Dataset excerpts
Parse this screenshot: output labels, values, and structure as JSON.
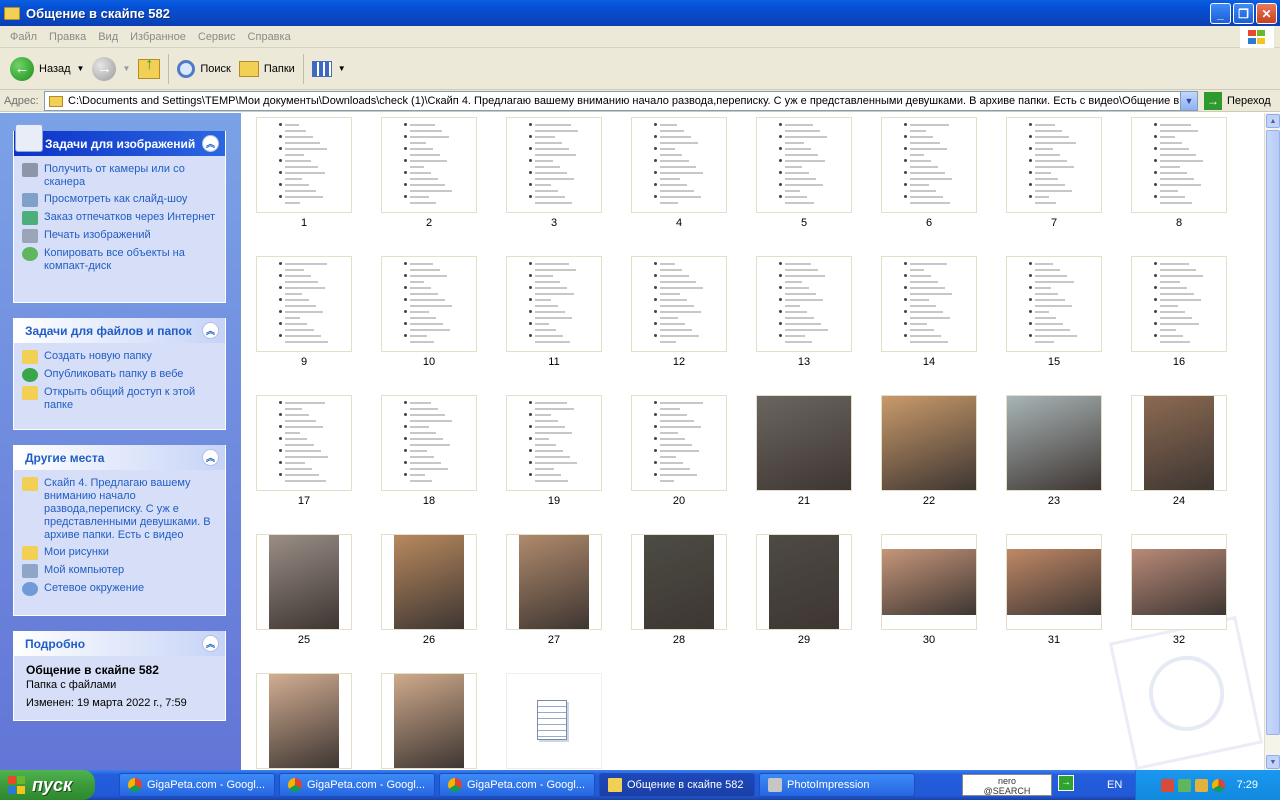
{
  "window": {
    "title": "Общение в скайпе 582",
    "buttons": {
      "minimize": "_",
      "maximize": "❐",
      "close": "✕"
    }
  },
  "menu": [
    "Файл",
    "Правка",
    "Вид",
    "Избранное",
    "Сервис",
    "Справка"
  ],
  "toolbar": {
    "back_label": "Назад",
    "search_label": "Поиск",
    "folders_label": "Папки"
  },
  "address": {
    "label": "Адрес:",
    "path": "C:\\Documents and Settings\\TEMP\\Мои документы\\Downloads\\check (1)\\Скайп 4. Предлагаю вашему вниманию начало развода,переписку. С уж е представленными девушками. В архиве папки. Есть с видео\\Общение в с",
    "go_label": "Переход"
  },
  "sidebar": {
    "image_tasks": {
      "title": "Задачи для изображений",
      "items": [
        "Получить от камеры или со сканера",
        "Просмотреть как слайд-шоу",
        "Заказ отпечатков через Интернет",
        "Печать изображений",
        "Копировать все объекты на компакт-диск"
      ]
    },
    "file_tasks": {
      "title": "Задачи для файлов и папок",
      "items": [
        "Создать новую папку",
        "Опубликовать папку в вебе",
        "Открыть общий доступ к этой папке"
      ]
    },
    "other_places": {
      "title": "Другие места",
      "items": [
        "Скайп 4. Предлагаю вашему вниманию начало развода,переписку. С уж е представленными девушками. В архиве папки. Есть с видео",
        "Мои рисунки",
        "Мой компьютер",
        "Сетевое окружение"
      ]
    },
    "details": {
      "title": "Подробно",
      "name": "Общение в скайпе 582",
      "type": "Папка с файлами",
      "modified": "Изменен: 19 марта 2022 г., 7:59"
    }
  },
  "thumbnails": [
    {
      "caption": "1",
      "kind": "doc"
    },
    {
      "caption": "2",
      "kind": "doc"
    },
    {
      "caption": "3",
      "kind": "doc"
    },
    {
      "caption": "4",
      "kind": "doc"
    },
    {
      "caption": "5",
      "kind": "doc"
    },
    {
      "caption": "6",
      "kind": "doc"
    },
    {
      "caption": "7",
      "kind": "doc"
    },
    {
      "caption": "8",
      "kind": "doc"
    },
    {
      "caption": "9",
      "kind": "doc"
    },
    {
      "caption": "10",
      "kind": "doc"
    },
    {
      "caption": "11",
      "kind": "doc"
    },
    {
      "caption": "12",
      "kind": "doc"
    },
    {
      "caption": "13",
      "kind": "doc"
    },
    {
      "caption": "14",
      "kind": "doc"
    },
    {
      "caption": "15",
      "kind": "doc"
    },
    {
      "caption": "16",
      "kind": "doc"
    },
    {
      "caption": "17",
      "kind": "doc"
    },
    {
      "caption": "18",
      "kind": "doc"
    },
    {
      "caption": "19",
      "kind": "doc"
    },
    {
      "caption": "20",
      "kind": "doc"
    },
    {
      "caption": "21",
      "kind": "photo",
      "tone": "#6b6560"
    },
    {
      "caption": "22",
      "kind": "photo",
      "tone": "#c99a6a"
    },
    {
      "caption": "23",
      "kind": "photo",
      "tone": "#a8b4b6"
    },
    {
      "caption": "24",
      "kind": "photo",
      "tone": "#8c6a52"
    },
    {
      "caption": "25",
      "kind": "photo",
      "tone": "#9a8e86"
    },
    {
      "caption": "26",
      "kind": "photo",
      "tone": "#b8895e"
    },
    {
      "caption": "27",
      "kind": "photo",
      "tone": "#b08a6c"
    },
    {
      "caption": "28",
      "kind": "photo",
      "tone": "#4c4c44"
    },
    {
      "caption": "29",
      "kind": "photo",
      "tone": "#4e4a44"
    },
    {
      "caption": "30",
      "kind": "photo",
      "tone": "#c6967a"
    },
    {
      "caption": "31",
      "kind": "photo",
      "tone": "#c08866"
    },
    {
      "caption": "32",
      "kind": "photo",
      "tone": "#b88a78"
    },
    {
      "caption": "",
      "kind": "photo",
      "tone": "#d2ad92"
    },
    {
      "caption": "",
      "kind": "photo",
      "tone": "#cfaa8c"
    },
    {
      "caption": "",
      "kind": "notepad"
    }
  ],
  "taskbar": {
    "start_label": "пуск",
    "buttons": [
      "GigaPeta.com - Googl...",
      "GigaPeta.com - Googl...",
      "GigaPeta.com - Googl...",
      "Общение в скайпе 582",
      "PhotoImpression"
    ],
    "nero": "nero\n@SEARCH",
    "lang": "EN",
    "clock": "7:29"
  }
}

* * *

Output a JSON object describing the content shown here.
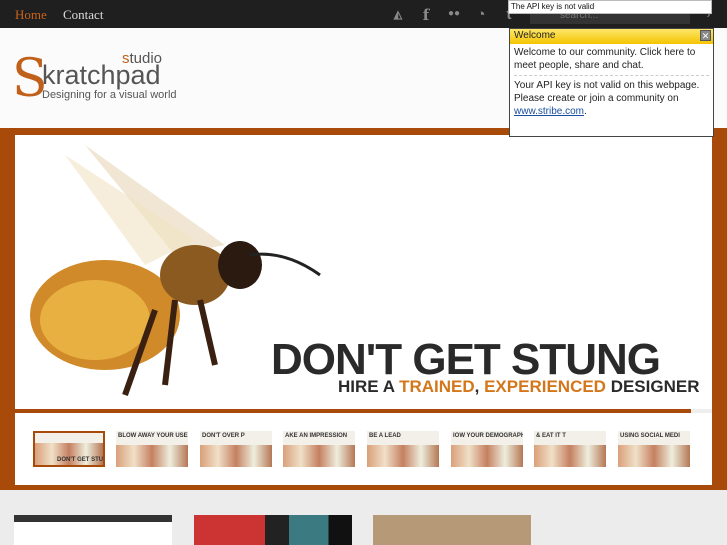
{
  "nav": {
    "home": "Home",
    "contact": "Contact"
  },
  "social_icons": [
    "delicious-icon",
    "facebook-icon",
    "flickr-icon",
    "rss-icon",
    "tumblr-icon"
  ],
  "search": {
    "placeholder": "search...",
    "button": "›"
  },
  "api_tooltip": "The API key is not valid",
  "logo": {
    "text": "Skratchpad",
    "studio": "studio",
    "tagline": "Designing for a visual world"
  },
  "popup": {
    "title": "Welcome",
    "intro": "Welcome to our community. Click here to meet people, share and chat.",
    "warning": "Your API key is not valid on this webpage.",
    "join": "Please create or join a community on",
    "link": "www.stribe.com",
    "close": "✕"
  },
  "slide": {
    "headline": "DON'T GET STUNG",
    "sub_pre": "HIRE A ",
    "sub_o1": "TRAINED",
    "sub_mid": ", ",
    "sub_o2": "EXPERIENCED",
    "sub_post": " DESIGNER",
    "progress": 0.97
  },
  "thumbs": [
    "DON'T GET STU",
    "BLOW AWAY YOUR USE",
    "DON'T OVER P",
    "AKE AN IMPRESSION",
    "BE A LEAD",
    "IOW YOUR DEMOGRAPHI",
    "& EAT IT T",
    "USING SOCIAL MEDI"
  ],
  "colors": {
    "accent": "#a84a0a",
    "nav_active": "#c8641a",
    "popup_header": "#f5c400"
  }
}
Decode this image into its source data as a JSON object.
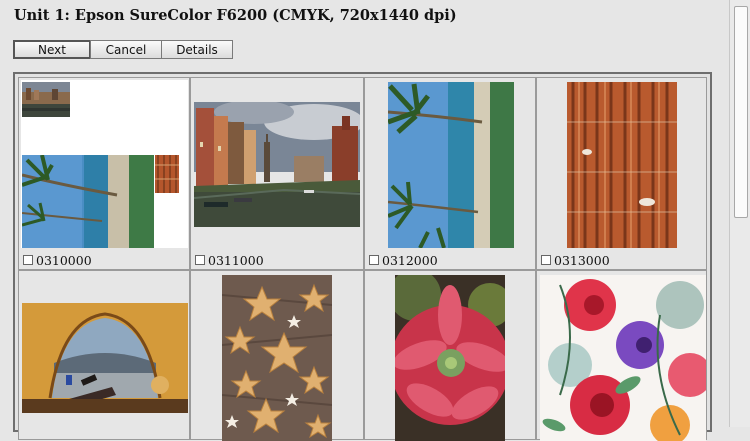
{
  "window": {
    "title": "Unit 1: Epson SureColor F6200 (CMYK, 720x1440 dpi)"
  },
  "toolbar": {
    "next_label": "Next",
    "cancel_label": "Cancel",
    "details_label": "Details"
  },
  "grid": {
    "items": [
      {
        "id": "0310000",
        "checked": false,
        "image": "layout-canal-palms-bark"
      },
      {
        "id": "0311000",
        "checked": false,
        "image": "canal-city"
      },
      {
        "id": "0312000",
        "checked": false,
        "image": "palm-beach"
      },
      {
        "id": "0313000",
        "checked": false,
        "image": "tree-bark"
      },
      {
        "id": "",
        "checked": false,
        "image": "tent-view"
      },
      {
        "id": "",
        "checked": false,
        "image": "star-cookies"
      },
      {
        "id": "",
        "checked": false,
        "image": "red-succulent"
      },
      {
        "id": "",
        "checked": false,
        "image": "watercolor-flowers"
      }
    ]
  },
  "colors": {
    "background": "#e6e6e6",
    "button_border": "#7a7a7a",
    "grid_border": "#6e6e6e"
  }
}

...

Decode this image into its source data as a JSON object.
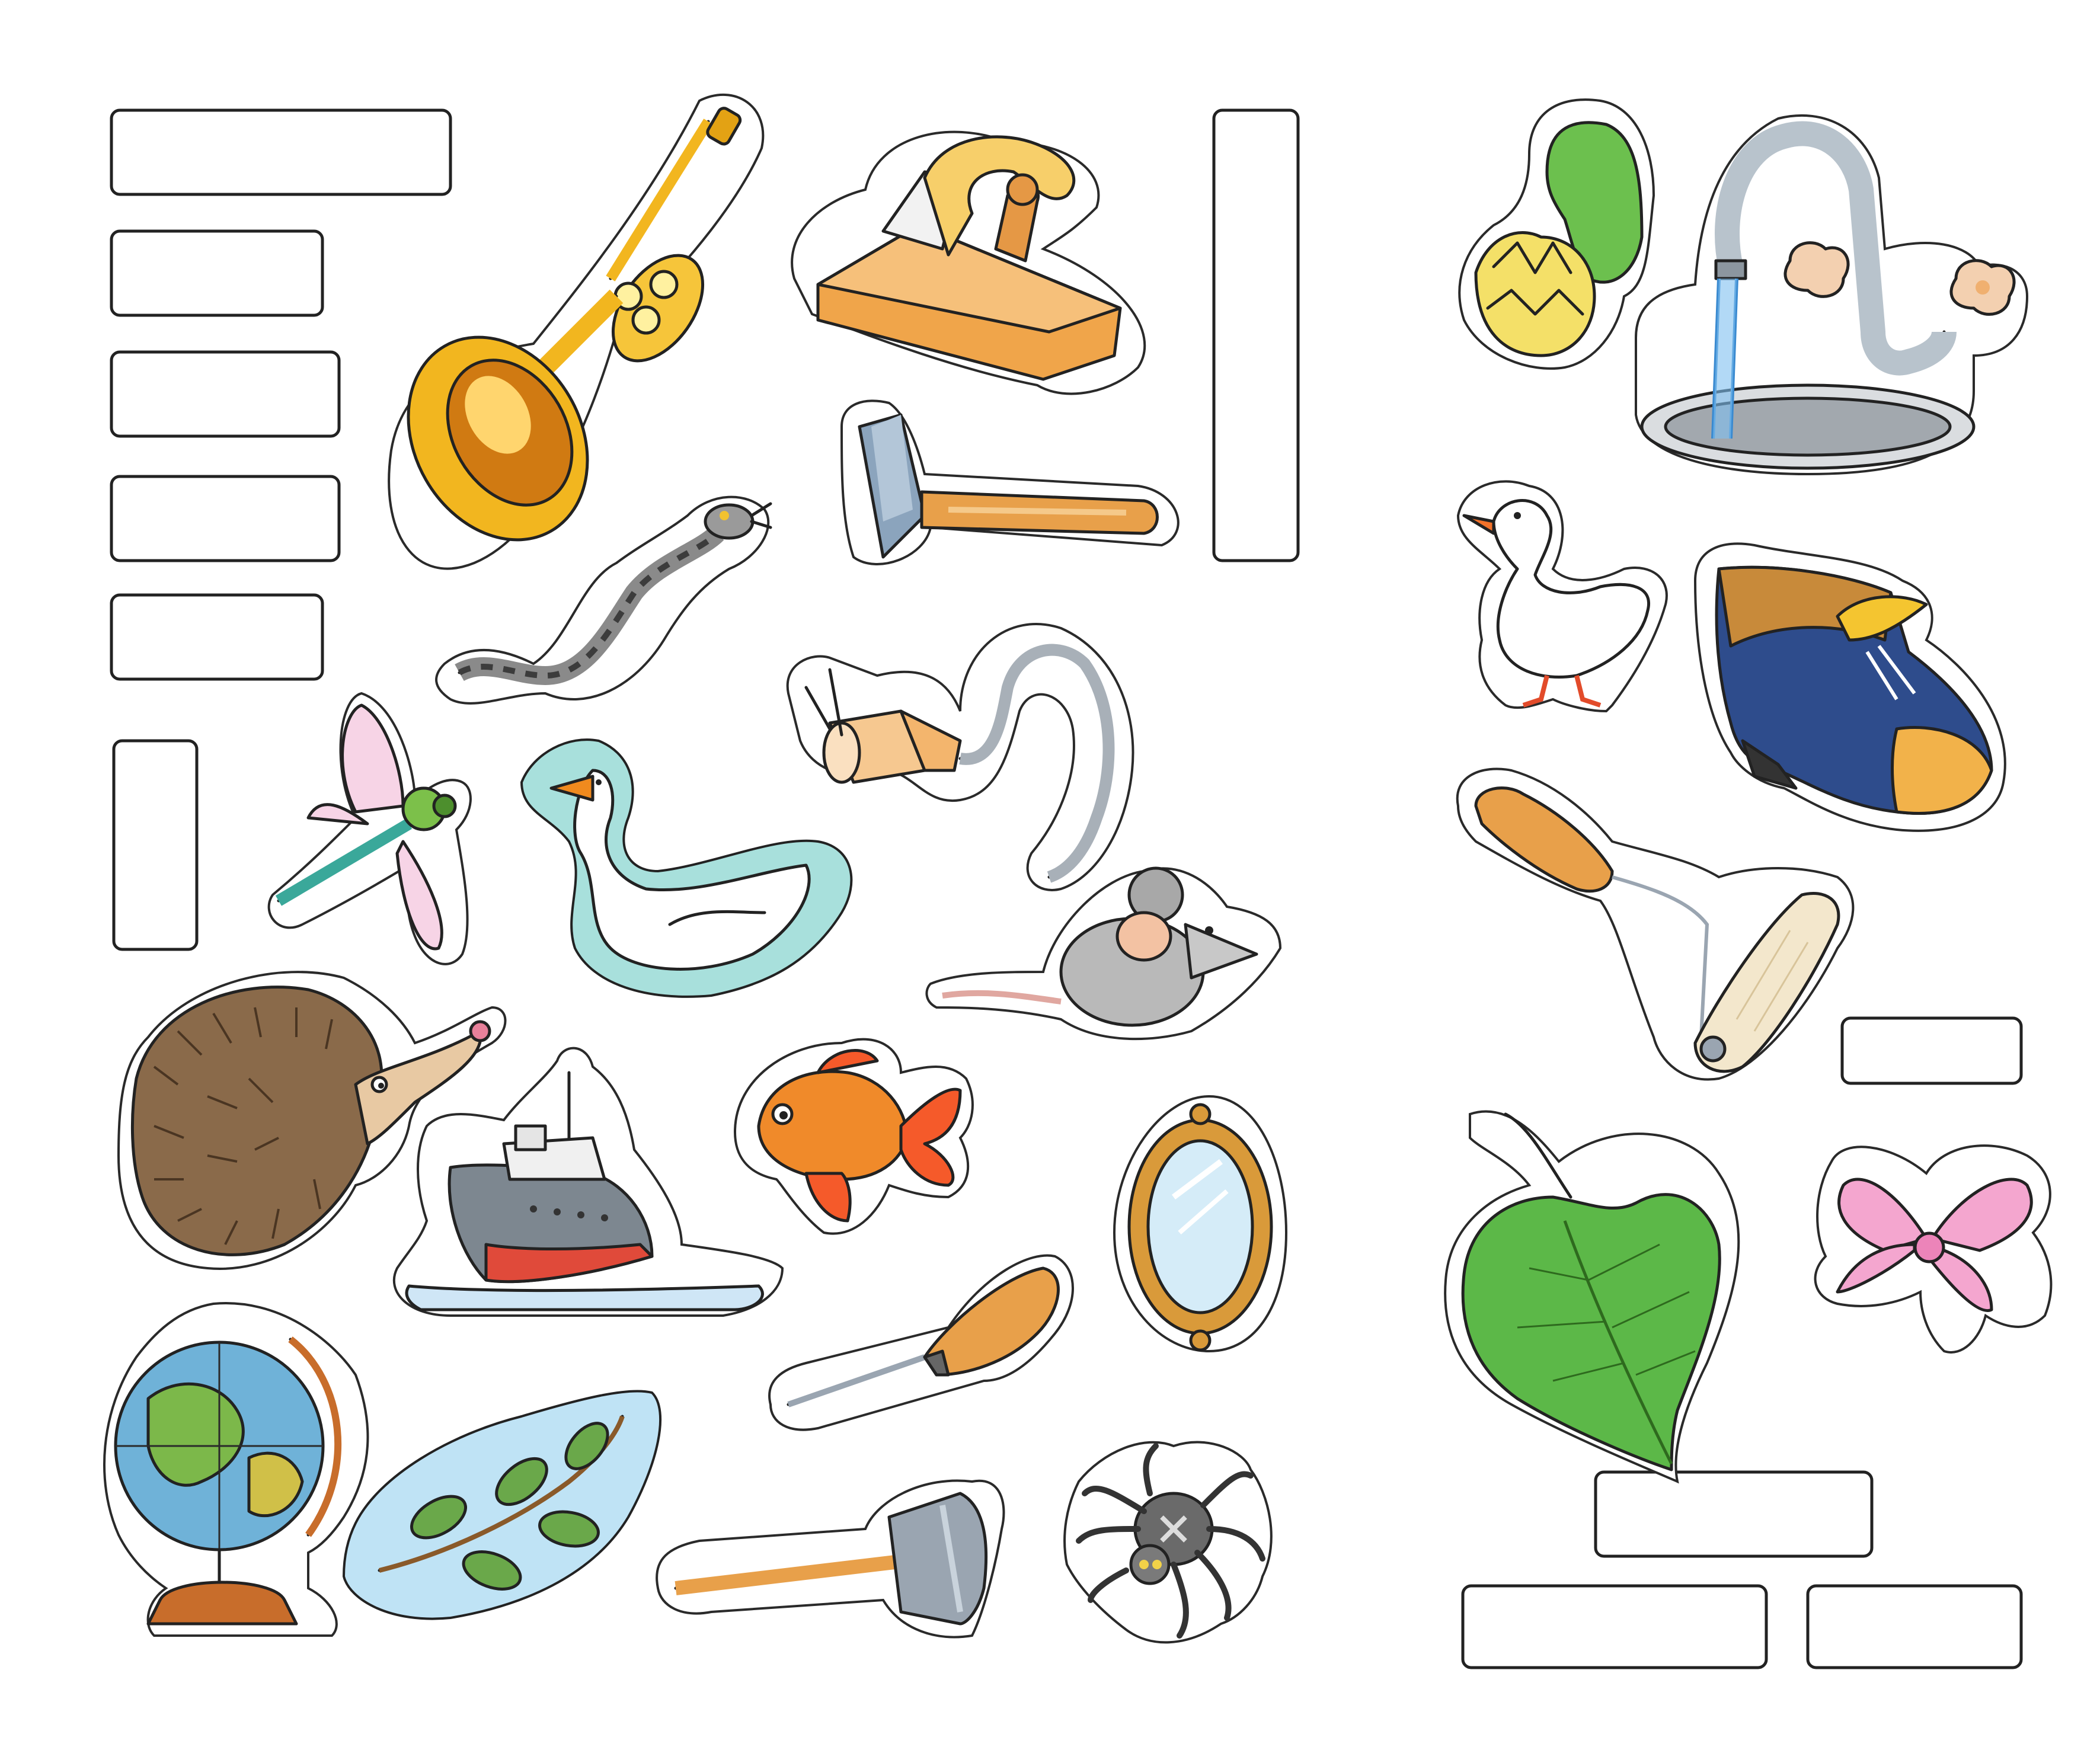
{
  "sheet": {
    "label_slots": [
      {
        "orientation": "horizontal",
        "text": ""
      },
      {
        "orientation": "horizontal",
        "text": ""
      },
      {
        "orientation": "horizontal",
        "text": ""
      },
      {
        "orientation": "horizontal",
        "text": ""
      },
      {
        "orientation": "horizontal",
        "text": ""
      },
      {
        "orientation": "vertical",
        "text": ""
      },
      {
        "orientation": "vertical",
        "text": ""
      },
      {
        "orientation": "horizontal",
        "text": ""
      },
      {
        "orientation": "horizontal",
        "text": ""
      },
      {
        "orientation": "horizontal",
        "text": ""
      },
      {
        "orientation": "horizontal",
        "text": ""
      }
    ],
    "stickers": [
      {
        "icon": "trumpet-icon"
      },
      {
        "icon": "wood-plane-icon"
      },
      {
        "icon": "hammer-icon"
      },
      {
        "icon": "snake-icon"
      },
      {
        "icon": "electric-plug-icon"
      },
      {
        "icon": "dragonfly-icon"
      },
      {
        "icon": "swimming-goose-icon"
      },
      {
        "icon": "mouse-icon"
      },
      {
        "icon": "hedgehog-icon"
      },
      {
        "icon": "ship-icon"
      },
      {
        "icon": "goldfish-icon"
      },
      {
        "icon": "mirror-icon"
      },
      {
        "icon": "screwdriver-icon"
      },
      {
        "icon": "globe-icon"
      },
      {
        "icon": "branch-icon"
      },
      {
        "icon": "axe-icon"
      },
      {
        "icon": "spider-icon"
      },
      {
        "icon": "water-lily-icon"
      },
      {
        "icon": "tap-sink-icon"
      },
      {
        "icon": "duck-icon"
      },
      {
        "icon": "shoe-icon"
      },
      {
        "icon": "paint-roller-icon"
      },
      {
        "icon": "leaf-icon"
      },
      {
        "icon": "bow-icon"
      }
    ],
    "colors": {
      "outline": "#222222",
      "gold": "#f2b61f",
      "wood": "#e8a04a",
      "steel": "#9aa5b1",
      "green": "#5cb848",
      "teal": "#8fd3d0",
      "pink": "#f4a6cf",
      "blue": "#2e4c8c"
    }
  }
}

PROBLEM
Collect each line holding the string "переписку".

EXERCISE SOLUTION
    "path": "C:\\Documents and Settings\\TEMP\\Мои документы\\Downloads\\check (1)\\Скайп 4. Предлагаю вашему вниманию начало развода,переписку. С уж е представленными девушками. В архиве папки. Есть с видео\\Общение в с",
        "Скайп 4. Предлагаю вашему вниманию начало развода,переписку. С уж е представленными девушками. В архиве папки. Есть с видео",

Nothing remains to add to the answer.